# What is being asked:
Could you retype the stretch of the Seagram wine article below from "Paul Gillette, publisher" through "down with them."?

The reports--which a Seagram spokesman dismissed as “rumors” on which the company makes no comment--first surfaced last month in the Wine Investor, a Los Angeles-based newsletter known for its breezy and irreverent reporting style in covering the wine business. The story was picked up by the general press last week in an article carried by the Santa Rosa Press-Democrat, which circulates widely in the wine counties of Napa and Sonoma. It next appeared Thursday in the New York Times, owner of the Santa Rosa paper.

‘Well-Informed Sources’

Paul Gillette, publisher of the Wine Investor, based his reports, he said in an interview, on “well-informed sources at a high level” in Seagram. According to these sources and others within the wineries, he said, Seagram quickly soured on the potential of Taylor, whose jug wines Coca-Cola had heavily promoted. Seagram dropped the promotions, he said, and sales went down with them.

# Data section:
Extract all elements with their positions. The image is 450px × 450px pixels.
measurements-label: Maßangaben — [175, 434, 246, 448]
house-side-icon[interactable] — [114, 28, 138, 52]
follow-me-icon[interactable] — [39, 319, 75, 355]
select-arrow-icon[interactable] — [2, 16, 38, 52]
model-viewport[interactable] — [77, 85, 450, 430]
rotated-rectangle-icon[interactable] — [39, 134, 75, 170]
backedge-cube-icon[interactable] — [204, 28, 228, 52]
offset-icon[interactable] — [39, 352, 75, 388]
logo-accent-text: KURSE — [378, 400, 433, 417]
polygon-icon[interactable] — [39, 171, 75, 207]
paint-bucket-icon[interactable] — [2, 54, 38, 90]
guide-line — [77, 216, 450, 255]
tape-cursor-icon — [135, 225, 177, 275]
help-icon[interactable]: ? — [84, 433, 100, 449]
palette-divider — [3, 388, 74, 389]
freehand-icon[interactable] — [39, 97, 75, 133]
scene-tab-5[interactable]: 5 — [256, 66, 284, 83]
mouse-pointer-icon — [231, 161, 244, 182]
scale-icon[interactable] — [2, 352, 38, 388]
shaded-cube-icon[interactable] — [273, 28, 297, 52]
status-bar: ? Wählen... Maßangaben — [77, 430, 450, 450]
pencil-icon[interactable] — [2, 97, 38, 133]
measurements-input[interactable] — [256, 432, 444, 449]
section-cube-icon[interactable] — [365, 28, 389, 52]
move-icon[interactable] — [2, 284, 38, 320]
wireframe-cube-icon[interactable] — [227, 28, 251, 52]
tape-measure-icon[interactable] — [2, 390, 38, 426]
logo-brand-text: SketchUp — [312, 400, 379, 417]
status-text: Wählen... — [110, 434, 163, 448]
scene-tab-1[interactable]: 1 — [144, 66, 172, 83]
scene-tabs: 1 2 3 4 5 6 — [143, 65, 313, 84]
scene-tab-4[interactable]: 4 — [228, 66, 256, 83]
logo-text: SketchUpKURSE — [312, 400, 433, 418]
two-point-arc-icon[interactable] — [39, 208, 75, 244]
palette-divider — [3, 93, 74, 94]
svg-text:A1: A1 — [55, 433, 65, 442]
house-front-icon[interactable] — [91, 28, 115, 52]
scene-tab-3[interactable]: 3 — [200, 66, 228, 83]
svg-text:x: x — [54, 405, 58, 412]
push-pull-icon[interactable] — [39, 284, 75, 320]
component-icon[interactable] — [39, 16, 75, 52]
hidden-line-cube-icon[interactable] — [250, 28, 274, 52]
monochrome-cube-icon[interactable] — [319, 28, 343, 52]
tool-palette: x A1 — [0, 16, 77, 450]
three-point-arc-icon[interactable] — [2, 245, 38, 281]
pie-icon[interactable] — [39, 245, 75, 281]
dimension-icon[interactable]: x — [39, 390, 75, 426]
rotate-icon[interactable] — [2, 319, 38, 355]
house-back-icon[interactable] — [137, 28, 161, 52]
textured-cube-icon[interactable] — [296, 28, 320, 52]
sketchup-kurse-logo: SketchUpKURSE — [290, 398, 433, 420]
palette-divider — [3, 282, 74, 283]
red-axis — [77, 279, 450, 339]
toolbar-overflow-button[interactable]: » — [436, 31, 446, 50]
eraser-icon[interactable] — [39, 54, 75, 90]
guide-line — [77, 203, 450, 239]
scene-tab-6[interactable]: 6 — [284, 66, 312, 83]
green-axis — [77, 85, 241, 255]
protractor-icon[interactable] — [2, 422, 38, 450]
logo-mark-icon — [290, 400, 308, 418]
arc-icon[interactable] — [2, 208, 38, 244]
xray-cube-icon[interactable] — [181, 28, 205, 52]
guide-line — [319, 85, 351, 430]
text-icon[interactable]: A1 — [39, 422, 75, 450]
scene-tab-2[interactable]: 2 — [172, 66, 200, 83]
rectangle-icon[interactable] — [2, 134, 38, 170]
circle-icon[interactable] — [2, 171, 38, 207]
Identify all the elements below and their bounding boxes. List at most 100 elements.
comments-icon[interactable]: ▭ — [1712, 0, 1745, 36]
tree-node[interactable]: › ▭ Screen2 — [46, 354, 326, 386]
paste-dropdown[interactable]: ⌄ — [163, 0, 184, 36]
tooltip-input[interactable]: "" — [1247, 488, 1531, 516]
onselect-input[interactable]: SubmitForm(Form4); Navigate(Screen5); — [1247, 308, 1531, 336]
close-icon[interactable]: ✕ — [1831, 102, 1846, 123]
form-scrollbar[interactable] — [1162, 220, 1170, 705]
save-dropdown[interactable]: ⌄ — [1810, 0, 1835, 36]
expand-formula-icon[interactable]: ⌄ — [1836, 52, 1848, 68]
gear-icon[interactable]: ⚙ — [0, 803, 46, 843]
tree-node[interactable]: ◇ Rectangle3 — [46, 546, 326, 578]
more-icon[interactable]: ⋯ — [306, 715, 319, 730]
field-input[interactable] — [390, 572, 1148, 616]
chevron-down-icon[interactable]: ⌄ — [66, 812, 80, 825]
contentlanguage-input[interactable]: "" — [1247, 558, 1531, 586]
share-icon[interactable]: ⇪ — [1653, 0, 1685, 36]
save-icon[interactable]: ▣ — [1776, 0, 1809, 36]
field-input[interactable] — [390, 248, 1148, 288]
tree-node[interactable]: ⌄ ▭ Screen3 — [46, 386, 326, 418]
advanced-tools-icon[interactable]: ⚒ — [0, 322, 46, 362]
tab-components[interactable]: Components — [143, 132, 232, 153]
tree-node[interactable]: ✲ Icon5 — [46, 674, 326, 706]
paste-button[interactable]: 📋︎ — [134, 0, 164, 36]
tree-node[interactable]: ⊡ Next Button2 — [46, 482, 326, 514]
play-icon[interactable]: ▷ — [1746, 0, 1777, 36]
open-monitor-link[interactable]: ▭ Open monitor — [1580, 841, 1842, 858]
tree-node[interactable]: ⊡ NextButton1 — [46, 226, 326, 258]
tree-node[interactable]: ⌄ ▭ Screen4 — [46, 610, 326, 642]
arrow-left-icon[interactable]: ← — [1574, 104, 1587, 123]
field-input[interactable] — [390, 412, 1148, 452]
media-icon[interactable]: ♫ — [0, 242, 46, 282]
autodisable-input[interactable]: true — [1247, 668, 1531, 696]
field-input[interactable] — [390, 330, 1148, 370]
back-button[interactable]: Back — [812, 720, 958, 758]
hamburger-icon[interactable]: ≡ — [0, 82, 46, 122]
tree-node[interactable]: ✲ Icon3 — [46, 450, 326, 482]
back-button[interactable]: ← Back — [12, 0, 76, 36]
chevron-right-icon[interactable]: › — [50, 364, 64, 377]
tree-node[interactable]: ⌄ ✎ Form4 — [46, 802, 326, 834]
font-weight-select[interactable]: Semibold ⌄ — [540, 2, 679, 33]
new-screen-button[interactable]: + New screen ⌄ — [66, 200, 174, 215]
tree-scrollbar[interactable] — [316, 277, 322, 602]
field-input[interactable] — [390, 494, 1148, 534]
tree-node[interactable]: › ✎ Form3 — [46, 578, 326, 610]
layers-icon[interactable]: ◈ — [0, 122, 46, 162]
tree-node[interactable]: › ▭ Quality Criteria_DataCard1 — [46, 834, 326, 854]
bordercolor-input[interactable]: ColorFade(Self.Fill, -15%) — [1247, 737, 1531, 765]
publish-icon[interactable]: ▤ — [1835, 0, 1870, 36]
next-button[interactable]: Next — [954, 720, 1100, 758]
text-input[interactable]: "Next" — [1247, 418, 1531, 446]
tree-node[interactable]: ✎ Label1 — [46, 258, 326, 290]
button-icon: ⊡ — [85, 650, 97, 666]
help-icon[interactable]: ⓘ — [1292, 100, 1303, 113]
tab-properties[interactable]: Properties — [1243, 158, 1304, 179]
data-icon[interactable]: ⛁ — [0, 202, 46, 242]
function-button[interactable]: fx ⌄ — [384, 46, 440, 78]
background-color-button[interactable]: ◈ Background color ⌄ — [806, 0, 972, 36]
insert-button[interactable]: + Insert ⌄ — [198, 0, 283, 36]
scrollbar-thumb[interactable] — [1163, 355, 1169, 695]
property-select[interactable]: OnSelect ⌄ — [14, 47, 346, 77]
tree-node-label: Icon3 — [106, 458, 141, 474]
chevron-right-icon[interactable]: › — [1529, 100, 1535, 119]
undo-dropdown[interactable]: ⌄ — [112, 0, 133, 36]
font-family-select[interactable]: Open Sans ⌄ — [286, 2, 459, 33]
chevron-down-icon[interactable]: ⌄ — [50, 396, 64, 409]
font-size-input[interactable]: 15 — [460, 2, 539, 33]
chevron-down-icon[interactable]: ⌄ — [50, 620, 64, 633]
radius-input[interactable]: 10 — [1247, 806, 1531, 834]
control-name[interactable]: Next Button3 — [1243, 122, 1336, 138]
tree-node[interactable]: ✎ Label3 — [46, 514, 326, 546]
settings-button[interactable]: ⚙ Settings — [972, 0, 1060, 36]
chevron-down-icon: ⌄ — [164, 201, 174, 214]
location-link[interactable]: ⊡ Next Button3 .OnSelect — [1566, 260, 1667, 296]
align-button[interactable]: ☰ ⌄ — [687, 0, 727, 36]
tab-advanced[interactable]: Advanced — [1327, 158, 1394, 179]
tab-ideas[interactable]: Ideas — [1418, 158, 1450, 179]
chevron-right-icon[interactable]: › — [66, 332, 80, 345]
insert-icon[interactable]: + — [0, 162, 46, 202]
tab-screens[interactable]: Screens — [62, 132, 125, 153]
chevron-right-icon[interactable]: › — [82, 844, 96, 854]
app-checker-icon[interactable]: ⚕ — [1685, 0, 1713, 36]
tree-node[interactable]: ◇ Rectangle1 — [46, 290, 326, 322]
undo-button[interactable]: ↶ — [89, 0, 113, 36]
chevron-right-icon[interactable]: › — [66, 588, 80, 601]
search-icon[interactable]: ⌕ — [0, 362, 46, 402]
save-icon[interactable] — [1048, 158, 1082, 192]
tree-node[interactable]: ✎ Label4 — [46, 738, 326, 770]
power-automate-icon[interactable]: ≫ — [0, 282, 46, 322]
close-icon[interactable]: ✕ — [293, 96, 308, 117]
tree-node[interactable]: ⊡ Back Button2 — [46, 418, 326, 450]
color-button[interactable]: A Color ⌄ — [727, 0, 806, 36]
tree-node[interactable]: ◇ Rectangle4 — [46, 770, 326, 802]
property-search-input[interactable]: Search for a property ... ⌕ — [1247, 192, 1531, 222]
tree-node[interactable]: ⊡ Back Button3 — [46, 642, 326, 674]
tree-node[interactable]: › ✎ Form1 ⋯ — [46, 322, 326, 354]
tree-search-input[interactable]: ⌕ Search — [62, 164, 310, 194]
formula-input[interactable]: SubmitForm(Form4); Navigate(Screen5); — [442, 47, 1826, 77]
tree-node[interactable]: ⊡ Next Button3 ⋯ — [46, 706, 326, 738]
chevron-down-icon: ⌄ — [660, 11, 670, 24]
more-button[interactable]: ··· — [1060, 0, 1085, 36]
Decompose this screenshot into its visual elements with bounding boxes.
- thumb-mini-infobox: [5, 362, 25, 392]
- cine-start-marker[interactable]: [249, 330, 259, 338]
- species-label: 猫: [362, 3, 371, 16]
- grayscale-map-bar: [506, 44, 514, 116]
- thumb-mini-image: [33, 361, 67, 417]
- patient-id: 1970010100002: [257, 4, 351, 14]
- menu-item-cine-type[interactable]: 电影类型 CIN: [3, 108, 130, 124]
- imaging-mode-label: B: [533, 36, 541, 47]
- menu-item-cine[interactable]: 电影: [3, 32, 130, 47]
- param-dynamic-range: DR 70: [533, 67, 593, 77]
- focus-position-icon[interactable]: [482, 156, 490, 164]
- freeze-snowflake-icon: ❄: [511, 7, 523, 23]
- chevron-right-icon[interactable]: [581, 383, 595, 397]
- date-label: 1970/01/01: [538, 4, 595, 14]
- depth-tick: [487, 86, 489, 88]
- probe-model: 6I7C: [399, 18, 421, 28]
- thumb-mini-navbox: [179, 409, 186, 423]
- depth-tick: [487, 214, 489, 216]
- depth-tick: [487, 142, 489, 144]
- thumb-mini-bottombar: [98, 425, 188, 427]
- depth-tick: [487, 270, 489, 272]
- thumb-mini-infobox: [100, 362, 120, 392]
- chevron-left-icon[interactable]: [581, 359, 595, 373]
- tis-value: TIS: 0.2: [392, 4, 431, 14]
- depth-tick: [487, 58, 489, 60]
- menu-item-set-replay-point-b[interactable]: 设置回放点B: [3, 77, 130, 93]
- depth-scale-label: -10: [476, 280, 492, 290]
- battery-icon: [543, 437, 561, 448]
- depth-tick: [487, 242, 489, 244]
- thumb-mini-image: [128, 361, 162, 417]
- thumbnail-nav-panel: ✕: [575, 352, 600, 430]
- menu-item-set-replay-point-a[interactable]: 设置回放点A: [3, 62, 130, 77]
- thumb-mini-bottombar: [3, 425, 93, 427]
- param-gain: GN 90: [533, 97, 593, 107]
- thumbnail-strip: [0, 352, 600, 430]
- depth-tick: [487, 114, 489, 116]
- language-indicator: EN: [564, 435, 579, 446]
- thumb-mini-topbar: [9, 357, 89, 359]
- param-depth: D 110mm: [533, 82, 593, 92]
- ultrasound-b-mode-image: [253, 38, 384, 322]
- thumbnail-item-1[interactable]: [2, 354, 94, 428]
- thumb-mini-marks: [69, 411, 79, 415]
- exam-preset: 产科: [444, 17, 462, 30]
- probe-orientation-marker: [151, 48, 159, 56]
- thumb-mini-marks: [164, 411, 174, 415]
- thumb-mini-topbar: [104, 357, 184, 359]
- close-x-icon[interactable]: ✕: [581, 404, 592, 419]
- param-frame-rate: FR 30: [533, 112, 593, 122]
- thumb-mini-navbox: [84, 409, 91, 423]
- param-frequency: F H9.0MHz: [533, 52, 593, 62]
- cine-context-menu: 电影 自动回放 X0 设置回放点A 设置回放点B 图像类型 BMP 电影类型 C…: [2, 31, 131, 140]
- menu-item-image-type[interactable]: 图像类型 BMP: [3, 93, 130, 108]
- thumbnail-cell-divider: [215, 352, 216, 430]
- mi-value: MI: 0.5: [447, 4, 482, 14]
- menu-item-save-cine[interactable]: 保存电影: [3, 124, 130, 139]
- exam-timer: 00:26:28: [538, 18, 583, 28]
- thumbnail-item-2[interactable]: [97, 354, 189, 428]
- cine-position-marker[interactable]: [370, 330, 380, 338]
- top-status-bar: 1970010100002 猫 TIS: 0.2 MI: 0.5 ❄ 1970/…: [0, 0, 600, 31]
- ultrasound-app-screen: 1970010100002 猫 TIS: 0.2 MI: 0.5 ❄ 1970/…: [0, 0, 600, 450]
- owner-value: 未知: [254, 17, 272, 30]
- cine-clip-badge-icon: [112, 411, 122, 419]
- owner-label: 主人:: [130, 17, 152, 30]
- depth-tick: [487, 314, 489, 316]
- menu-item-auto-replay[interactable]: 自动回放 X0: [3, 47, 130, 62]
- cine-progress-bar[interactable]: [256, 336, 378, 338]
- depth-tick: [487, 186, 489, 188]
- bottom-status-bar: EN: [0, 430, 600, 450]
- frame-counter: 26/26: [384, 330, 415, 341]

# Written response:
Paul Gillette, publisher of the Wine Investor, based his reports, he said in an interview, on “well-informed sources at a high level” in Seagram. According to these sources and others within the wineries, he said, Seagram quickly soured on the potential of Taylor, whose jug wines Coca-Cola had heavily promoted. Seagram dropped the promotions, he said, and sales went down with them.